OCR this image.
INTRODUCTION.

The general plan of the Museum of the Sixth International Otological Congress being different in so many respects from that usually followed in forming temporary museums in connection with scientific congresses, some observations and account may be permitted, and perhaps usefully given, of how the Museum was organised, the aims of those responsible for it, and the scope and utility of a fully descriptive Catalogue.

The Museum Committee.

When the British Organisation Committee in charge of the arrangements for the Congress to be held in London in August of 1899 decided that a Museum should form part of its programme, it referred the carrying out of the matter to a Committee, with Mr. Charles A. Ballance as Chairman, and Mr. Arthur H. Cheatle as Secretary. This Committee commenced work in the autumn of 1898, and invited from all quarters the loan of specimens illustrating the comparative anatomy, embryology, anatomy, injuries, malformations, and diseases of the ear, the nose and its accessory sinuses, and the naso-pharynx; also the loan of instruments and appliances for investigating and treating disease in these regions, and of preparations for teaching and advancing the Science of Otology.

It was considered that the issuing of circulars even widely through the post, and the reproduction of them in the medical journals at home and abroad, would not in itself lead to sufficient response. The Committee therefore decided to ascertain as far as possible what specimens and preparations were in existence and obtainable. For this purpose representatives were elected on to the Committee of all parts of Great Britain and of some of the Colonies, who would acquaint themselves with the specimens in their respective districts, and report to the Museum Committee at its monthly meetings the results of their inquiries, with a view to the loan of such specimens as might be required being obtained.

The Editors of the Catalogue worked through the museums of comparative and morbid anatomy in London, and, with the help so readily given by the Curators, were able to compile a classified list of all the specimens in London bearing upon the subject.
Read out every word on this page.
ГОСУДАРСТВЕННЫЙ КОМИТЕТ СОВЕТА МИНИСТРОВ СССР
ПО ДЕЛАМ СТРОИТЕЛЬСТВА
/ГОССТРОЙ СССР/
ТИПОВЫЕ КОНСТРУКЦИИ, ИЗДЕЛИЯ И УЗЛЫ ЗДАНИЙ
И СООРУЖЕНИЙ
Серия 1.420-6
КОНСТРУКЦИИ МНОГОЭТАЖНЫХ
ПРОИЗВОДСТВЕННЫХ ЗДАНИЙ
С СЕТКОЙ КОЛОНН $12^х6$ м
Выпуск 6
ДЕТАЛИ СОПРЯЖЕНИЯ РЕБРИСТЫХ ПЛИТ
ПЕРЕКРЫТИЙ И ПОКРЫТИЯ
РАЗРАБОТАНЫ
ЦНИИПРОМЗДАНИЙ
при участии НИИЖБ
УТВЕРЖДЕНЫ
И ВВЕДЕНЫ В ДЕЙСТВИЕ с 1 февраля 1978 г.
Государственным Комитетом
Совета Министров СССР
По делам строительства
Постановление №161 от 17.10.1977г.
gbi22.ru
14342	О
####
## [GIVEN EXERCISE]
Copy the records above exactly as they appear.

## [COMPLETED TASK]
OCR this image.
INTRODUCTION.

The general plan of the Museum of the Sixth International Otological Congress being different in so many respects from that usually followed in forming temporary museums in connection with scientific congresses, some observations and account may be permitted, and perhaps usefully given, of how the Museum was organised, the aims of those responsible for it, and the scope and utility of a fully descriptive Catalogue.

The Museum Committee.

When the British Organisation Committee in charge of the arrangements for the Congress to be held in London in August of 1899 decided that a Museum should form part of its programme, it referred the carrying out of the matter to a Committee, with Mr. Charles A. Ballance as Chairman, and Mr. Arthur H. Cheatle as Secretary. This Committee commenced work in the autumn of 1898, and invited from all quarters the loan of specimens illustrating the comparative anatomy, embryology, anatomy, injuries, malformations, and diseases of the ear, the nose and its accessory sinuses, and the naso-pharynx; also the loan of instruments and appliances for investigating and treating disease in these regions, and of preparations for teaching and advancing the Science of Otology.

It was considered that the issuing of circulars even widely through the post, and the reproduction of them in the medical journals at home and abroad, would not in itself lead to sufficient response. The Committee therefore decided to ascertain as far as possible what specimens and preparations were in existence and obtainable. For this purpose representatives were elected on to the Committee of all parts of Great Britain and of some of the Colonies, who would acquaint themselves with the specimens in their respective districts, and report to the Museum Committee at its monthly meetings the results of their inquiries, with a view to the loan of such specimens as might be required being obtained.

The Editors of the Catalogue worked through the museums of comparative and morbid anatomy in London, and, with the help so readily given by the Curators, were able to compile a classified list of all the specimens in London bearing upon the subject.
Read out every word on this page.
ГОСУДАРСТВЕННЫЙ КОМИТЕТ СОВЕТА МИНИСТРОВ СССР
ПО ДЕЛАМ СТРОИТЕЛЬСТВА
/ГОССТРОЙ СССР/
ТИПОВЫЕ КОНСТРУКЦИИ, ИЗДЕЛИЯ И УЗЛЫ ЗДАНИЙ
И СООРУЖЕНИЙ
Серия 1.420-6
КОНСТРУКЦИИ МНОГОЭТАЖНЫХ
ПРОИЗВОДСТВЕННЫХ ЗДАНИЙ
С СЕТКОЙ КОЛОНН $12^х6$ м
Выпуск 6
ДЕТАЛИ СОПРЯЖЕНИЯ РЕБРИСТЫХ ПЛИТ
ПЕРЕКРЫТИЙ И ПОКРЫТИЯ
РАЗРАБОТАНЫ
ЦНИИПРОМЗДАНИЙ
при участии НИИЖБ
УТВЕРЖДЕНЫ
И ВВЕДЕНЫ В ДЕЙСТВИЕ с 1 февраля 1978 г.
Государственным Комитетом
Совета Министров СССР
По делам строительства
Постановление №161 от 17.10.1977г.
gbi22.ru
14342	О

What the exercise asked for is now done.